:: Excerpted text ::
Strobilops labyrinthicus along with all other Pulmonates have lost their gills and have formed an air breathing sac or lung.  The mantle cavity wall has become more vascularized and has turned into a lung sac.  By relaxation and contraction of the mantle muscles, air is moved in and out of a small opening called the peristomium.  This is how oxygen and carbon dioxide gases are exchange with the environment and the vascular system of the snail.  Because these snails have a lung sac they no longer need to have a gill (Archerd,2008). Snail internal anatomy

Pulmonates also have some other adaptations they have gone through to be able to survive living on land.  One thing that snails have to do well is conserve water because water is more scarce on land.  They do this with having more complex excretory systems.  Nitrogen and other wastes are turned into uric acid which is then excreted as a solid crystalline waste (Archerd, 2008).  In the formation of uric acid most of the water is taken out.  This water is then reabsorbed by the body.  This reabsorption of water helps the snail conserve as much water as possible.

Many snails in the Superorder Stylommatophora have also changed their feeding and reproductive habits.  These snails can only be active only when the humidity in their microhabitat is 90% or above.  This causes many of the snails to be nocturnal in both feeding and reproduction because the air is more humid at night (Archerd, 2008).

:: Assigned task ::
Using the snail text above, list every adaptation that it describes as helping these snails live on land.

:: Information shown ::
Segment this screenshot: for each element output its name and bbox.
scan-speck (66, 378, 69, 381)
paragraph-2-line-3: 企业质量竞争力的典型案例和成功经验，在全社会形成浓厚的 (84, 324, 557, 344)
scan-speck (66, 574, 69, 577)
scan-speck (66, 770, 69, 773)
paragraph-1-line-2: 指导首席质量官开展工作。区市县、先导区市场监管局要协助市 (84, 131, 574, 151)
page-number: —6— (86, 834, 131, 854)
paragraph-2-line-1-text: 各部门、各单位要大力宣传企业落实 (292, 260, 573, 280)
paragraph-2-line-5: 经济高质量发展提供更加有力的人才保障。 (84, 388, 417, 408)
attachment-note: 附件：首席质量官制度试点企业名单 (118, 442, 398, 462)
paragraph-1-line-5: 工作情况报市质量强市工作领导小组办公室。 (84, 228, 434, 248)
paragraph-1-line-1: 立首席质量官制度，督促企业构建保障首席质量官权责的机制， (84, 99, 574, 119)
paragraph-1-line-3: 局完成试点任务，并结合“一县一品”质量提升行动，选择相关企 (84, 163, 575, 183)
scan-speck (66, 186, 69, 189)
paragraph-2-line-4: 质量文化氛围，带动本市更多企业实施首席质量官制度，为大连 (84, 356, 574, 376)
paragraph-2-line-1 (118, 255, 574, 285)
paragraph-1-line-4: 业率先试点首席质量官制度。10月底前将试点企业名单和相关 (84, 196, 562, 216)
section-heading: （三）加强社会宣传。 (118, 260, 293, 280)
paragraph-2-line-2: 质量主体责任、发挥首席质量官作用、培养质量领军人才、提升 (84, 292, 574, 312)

:: Response area ::
- Loss of gills and formation of an air-breathing sac, or lung, from the mantle cavity wall
- More complex excretory systems that turn wastes into solid uric acid and reabsorb the water, conserving it
- Changed feeding and reproductive habits, with many snails becoming nocturnal because the air is more humid at night